▶ _STORED DATA_
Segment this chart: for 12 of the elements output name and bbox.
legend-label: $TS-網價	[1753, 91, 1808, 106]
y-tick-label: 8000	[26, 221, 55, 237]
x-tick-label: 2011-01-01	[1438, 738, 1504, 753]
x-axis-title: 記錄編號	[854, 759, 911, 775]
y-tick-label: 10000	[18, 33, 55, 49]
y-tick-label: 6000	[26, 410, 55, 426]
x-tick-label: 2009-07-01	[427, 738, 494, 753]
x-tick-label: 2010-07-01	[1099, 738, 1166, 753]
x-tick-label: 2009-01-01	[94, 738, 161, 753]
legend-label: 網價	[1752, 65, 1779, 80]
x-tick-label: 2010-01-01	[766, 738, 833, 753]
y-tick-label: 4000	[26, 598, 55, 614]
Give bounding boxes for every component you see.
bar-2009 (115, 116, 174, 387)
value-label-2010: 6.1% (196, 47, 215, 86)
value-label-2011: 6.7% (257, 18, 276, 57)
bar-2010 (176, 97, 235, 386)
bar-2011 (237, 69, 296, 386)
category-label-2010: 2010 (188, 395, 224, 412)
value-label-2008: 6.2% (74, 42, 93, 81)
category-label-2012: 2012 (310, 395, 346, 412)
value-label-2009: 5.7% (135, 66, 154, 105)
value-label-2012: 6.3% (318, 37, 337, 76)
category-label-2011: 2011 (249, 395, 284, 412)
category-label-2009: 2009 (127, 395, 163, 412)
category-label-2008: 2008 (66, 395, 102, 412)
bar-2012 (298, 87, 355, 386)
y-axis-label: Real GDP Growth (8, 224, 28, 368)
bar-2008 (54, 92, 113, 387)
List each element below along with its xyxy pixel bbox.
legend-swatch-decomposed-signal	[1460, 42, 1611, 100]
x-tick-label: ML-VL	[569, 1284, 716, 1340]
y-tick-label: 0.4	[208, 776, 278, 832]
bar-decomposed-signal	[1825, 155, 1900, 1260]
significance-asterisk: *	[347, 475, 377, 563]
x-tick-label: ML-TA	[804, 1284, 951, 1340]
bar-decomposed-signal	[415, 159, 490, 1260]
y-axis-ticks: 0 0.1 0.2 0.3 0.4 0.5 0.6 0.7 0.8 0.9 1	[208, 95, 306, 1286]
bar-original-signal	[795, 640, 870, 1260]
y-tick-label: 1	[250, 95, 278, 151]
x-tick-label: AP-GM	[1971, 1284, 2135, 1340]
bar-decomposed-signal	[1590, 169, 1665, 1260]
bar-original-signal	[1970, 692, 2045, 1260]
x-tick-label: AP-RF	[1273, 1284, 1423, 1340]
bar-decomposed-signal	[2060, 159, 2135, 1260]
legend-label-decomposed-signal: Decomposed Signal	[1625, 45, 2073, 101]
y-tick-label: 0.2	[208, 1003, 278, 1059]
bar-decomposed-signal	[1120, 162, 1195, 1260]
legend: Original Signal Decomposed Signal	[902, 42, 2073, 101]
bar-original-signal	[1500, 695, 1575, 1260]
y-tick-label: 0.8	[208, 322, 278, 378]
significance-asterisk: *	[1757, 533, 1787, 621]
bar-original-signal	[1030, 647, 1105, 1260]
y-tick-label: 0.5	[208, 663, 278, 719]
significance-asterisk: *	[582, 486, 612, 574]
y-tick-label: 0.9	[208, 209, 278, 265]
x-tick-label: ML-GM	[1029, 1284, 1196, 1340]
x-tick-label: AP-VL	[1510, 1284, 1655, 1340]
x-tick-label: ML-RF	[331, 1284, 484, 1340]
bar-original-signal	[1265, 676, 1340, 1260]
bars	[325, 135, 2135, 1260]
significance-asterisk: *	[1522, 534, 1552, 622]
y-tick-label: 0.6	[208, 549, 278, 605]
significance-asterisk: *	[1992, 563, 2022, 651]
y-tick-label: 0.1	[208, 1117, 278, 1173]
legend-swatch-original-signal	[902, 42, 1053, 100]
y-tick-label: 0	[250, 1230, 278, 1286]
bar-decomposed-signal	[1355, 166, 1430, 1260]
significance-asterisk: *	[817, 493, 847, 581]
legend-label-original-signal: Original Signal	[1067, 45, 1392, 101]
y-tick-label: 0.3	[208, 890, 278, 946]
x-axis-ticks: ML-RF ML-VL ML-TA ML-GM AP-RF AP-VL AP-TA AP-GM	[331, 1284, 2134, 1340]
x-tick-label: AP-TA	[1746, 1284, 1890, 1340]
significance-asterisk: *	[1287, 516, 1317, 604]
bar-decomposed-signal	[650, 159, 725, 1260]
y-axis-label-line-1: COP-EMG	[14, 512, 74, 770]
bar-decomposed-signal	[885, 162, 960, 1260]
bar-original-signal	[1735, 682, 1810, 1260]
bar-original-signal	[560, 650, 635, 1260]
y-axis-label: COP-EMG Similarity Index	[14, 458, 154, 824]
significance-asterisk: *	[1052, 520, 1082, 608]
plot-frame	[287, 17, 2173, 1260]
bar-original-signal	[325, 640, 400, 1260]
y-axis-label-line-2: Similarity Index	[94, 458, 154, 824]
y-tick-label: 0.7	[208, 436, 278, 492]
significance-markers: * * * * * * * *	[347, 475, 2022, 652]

▶ _REQUIREMENTS_
Copy out every one of the entries above line for line, with no changes to any character.

▶ _ANSWER FOR THE TASK_
Segment this chart: for 12 of the elements output name and bbox.
legend-label: $TS-網價	[1753, 91, 1808, 106]
y-tick-label: 8000	[26, 221, 55, 237]
x-tick-label: 2011-01-01	[1438, 738, 1504, 753]
x-axis-title: 記錄編號	[854, 759, 911, 775]
y-tick-label: 10000	[18, 33, 55, 49]
y-tick-label: 6000	[26, 410, 55, 426]
x-tick-label: 2009-07-01	[427, 738, 494, 753]
x-tick-label: 2010-07-01	[1099, 738, 1166, 753]
x-tick-label: 2009-01-01	[94, 738, 161, 753]
legend-label: 網價	[1752, 65, 1779, 80]
x-tick-label: 2010-01-01	[766, 738, 833, 753]
y-tick-label: 4000	[26, 598, 55, 614]
Give bounding boxes for every component you see.
bar-2009 (115, 116, 174, 387)
value-label-2010: 6.1% (196, 47, 215, 86)
value-label-2011: 6.7% (257, 18, 276, 57)
bar-2010 (176, 97, 235, 386)
bar-2011 (237, 69, 296, 386)
category-label-2010: 2010 (188, 395, 224, 412)
value-label-2008: 6.2% (74, 42, 93, 81)
category-label-2012: 2012 (310, 395, 346, 412)
value-label-2009: 5.7% (135, 66, 154, 105)
value-label-2012: 6.3% (318, 37, 337, 76)
category-label-2011: 2011 (249, 395, 284, 412)
category-label-2009: 2009 (127, 395, 163, 412)
category-label-2008: 2008 (66, 395, 102, 412)
bar-2012 (298, 87, 355, 386)
y-axis-label: Real GDP Growth (8, 224, 28, 368)
bar-2008 (54, 92, 113, 387)
List each element below along with its xyxy pixel bbox.
legend-swatch-decomposed-signal	[1460, 42, 1611, 100]
x-tick-label: ML-VL	[569, 1284, 716, 1340]
y-tick-label: 0.4	[208, 776, 278, 832]
bar-decomposed-signal	[1825, 155, 1900, 1260]
significance-asterisk: *	[347, 475, 377, 563]
x-tick-label: ML-TA	[804, 1284, 951, 1340]
bar-decomposed-signal	[415, 159, 490, 1260]
y-axis-ticks: 0 0.1 0.2 0.3 0.4 0.5 0.6 0.7 0.8 0.9 1	[208, 95, 306, 1286]
bar-original-signal	[795, 640, 870, 1260]
y-tick-label: 1	[250, 95, 278, 151]
x-tick-label: AP-GM	[1971, 1284, 2135, 1340]
bar-decomposed-signal	[1590, 169, 1665, 1260]
bar-original-signal	[1970, 692, 2045, 1260]
x-tick-label: AP-RF	[1273, 1284, 1423, 1340]
bar-decomposed-signal	[2060, 159, 2135, 1260]
legend-label-decomposed-signal: Decomposed Signal	[1625, 45, 2073, 101]
y-tick-label: 0.2	[208, 1003, 278, 1059]
bar-decomposed-signal	[1120, 162, 1195, 1260]
legend: Original Signal Decomposed Signal	[902, 42, 2073, 101]
bar-original-signal	[1500, 695, 1575, 1260]
y-tick-label: 0.8	[208, 322, 278, 378]
significance-asterisk: *	[1757, 533, 1787, 621]
bar-original-signal	[1030, 647, 1105, 1260]
y-tick-label: 0.5	[208, 663, 278, 719]
significance-asterisk: *	[582, 486, 612, 574]
y-tick-label: 0.9	[208, 209, 278, 265]
x-tick-label: ML-GM	[1029, 1284, 1196, 1340]
x-tick-label: AP-VL	[1510, 1284, 1655, 1340]
x-tick-label: ML-RF	[331, 1284, 484, 1340]
bar-original-signal	[1265, 676, 1340, 1260]
bars	[325, 135, 2135, 1260]
significance-asterisk: *	[1522, 534, 1552, 622]
y-tick-label: 0.6	[208, 549, 278, 605]
significance-asterisk: *	[1992, 563, 2022, 651]
y-tick-label: 0.1	[208, 1117, 278, 1173]
legend-swatch-original-signal	[902, 42, 1053, 100]
y-tick-label: 0	[250, 1230, 278, 1286]
bar-decomposed-signal	[1355, 166, 1430, 1260]
significance-asterisk: *	[817, 493, 847, 581]
legend-label-original-signal: Original Signal	[1067, 45, 1392, 101]
y-tick-label: 0.3	[208, 890, 278, 946]
x-axis-ticks: ML-RF ML-VL ML-TA ML-GM AP-RF AP-VL AP-TA AP-GM	[331, 1284, 2134, 1340]
x-tick-label: AP-TA	[1746, 1284, 1890, 1340]
significance-asterisk: *	[1287, 516, 1317, 604]
bar-decomposed-signal	[650, 159, 725, 1260]
y-axis-label-line-1: COP-EMG	[14, 512, 74, 770]
bar-decomposed-signal	[885, 162, 960, 1260]
bar-original-signal	[1735, 682, 1810, 1260]
bar-original-signal	[560, 650, 635, 1260]
y-axis-label: COP-EMG Similarity Index	[14, 458, 154, 824]
significance-asterisk: *	[1052, 520, 1082, 608]
plot-frame	[287, 17, 2173, 1260]
bar-original-signal	[325, 640, 400, 1260]
y-axis-label-line-2: Similarity Index	[94, 458, 154, 824]
y-tick-label: 0.7	[208, 436, 278, 492]
significance-markers: * * * * * * * *	[347, 475, 2022, 652]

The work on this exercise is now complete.